#### Task description
Return the material word for word. Do not include the pictures.

** Start Data supplied **

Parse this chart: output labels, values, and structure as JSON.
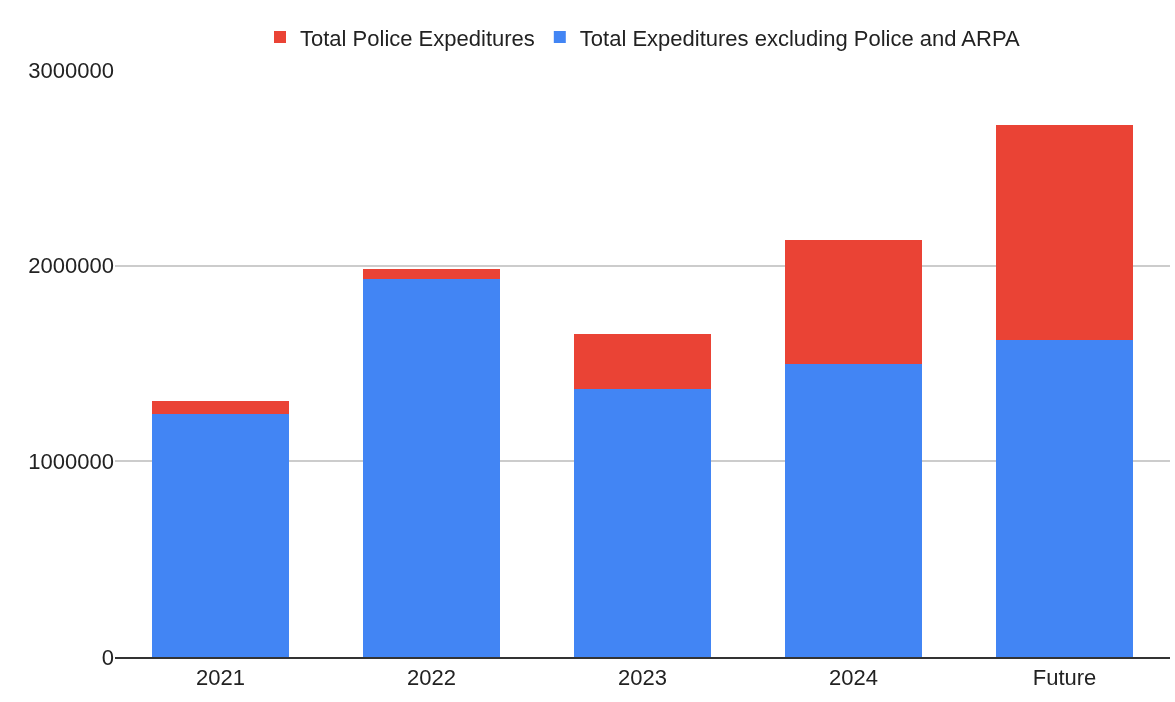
{
  "chart_data": {
    "type": "bar",
    "stacked": true,
    "categories": [
      "2021",
      "2022",
      "2023",
      "2024",
      "Future"
    ],
    "series": [
      {
        "name": "Total Expeditures excluding Police and ARPA",
        "color": "#4285f4",
        "values": [
          1244000,
          1930000,
          1372000,
          1495000,
          1618000
        ]
      },
      {
        "name": "Total Police Expeditures",
        "color": "#ea4335",
        "values": [
          62000,
          51000,
          277000,
          635000,
          1101000
        ]
      }
    ],
    "ylim": [
      0,
      3000000
    ],
    "yticks": [
      0,
      1000000,
      2000000,
      3000000
    ],
    "grid": "y",
    "legend": "top"
  }
}
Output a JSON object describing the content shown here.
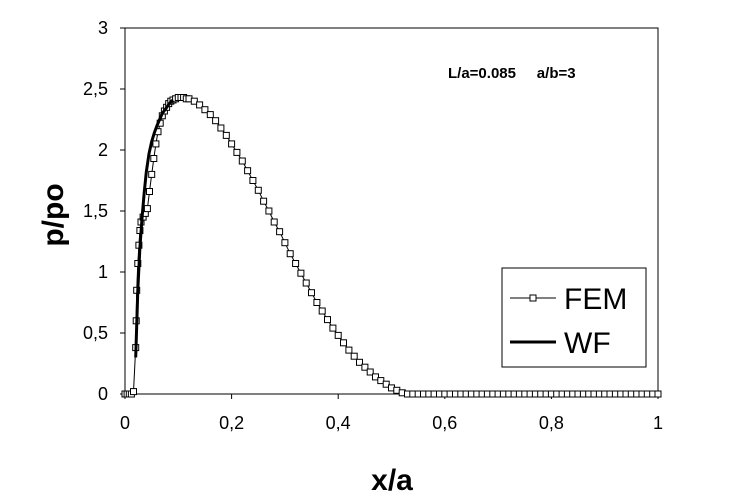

** End Data supplied **

#### Written answer
Parse this chart: output labels, values, and structure as JSON.
{
  "chart_data": {
    "type": "bar",
    "stacked": true,
    "categories": [
      "2021",
      "2022",
      "2023",
      "2024",
      "Future"
    ],
    "series": [
      {
        "name": "Total Expeditures excluding Police and ARPA",
        "color": "#4285f4",
        "values": [
          1244000,
          1930000,
          1372000,
          1495000,
          1618000
        ]
      },
      {
        "name": "Total Police Expeditures",
        "color": "#ea4335",
        "values": [
          62000,
          51000,
          277000,
          635000,
          1101000
        ]
      }
    ],
    "ylim": [
      0,
      3000000
    ],
    "yticks": [
      0,
      1000000,
      2000000,
      3000000
    ],
    "grid": "y",
    "legend": "top"
  }
}
Output a JSON object describing the content shown here.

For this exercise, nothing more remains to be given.